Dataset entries
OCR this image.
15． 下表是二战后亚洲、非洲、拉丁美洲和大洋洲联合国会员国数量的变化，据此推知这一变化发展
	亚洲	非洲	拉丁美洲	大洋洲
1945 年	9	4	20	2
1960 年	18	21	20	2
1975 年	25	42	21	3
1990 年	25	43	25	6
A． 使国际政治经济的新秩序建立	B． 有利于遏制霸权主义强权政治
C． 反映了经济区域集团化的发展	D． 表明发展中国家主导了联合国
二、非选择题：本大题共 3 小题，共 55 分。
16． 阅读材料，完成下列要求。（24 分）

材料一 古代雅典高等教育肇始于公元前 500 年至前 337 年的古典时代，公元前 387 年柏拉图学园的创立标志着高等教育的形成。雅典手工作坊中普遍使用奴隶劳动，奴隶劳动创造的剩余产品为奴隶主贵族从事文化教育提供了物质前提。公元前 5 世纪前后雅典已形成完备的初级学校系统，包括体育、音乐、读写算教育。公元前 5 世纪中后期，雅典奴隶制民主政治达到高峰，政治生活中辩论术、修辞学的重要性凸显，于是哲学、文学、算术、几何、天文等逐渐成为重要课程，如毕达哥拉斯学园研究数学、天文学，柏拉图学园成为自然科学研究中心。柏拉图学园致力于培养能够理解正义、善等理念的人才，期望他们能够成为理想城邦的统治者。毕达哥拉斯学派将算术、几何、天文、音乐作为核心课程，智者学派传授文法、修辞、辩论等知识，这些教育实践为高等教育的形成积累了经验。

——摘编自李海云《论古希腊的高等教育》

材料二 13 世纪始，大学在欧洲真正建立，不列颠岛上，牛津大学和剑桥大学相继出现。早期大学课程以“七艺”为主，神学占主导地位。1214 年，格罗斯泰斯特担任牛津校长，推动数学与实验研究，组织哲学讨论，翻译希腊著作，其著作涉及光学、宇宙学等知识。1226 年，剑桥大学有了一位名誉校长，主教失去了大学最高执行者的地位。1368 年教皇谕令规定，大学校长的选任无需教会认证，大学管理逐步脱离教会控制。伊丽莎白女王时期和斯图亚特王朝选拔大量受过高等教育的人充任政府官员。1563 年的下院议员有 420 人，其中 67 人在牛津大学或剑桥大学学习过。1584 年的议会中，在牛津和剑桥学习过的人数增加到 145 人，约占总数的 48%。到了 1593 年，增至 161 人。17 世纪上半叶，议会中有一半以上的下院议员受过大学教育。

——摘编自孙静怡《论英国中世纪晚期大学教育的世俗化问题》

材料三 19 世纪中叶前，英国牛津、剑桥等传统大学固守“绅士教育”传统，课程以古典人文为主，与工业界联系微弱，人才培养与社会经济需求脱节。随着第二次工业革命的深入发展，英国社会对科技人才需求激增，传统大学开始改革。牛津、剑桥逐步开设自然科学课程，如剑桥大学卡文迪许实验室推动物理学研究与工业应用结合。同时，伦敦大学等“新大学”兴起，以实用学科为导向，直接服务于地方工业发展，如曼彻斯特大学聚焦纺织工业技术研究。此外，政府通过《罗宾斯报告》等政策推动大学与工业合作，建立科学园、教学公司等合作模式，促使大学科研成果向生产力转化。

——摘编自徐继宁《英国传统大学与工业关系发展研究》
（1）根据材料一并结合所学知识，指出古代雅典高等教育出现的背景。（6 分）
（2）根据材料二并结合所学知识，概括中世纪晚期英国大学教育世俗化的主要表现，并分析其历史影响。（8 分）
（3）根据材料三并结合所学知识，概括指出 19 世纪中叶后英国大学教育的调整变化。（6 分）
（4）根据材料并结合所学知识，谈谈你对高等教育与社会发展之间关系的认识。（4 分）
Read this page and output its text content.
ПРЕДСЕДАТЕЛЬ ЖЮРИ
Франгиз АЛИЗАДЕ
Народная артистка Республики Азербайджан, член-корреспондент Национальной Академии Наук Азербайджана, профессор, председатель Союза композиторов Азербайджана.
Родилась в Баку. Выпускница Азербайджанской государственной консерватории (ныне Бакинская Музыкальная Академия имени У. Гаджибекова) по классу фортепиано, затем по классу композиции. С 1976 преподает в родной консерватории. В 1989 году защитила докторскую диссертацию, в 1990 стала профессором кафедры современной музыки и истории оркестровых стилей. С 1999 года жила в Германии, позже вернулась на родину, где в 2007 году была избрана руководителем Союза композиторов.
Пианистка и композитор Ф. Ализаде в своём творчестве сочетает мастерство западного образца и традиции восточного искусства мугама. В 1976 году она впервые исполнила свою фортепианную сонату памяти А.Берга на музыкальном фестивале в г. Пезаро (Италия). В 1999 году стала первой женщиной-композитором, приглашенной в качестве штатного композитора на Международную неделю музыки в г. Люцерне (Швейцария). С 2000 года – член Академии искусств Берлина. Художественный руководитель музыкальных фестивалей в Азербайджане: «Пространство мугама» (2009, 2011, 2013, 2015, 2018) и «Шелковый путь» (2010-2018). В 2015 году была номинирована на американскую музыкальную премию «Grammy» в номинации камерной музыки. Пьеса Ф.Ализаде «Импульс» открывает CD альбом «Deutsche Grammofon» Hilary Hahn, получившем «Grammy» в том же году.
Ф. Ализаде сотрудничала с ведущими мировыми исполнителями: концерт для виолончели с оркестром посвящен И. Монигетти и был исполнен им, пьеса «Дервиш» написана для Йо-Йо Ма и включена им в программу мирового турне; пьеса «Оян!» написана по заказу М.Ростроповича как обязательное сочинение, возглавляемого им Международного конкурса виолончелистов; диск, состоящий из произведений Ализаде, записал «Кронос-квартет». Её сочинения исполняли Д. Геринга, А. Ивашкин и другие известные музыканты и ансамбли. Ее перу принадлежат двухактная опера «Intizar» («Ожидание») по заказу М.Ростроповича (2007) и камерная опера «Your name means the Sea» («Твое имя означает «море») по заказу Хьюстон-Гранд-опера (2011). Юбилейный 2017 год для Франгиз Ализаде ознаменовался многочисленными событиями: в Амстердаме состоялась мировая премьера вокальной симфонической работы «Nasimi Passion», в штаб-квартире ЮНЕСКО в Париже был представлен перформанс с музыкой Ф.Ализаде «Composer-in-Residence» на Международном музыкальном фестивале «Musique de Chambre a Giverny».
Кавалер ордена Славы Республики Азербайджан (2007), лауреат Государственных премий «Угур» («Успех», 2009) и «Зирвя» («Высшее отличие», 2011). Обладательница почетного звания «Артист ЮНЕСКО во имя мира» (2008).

▶ [Stated problem] Filter the entries above down to the lines containing the word "Республики".

▶ [Correct response]
Народная артистка Республики Азербайджан, член-корреспондент Национальной Академии Наук Азербайджана, профессор, председатель Союза композиторов Азербайджана.
Кавалер ордена Славы Республики Азербайджан (2007), лауреат Государственных премий «Угур» («Успех», 2009) и «Зирвя» («Высшее отличие», 2011). Обладательница почетного звания «Артист ЮНЕСКО во имя мира» (2008).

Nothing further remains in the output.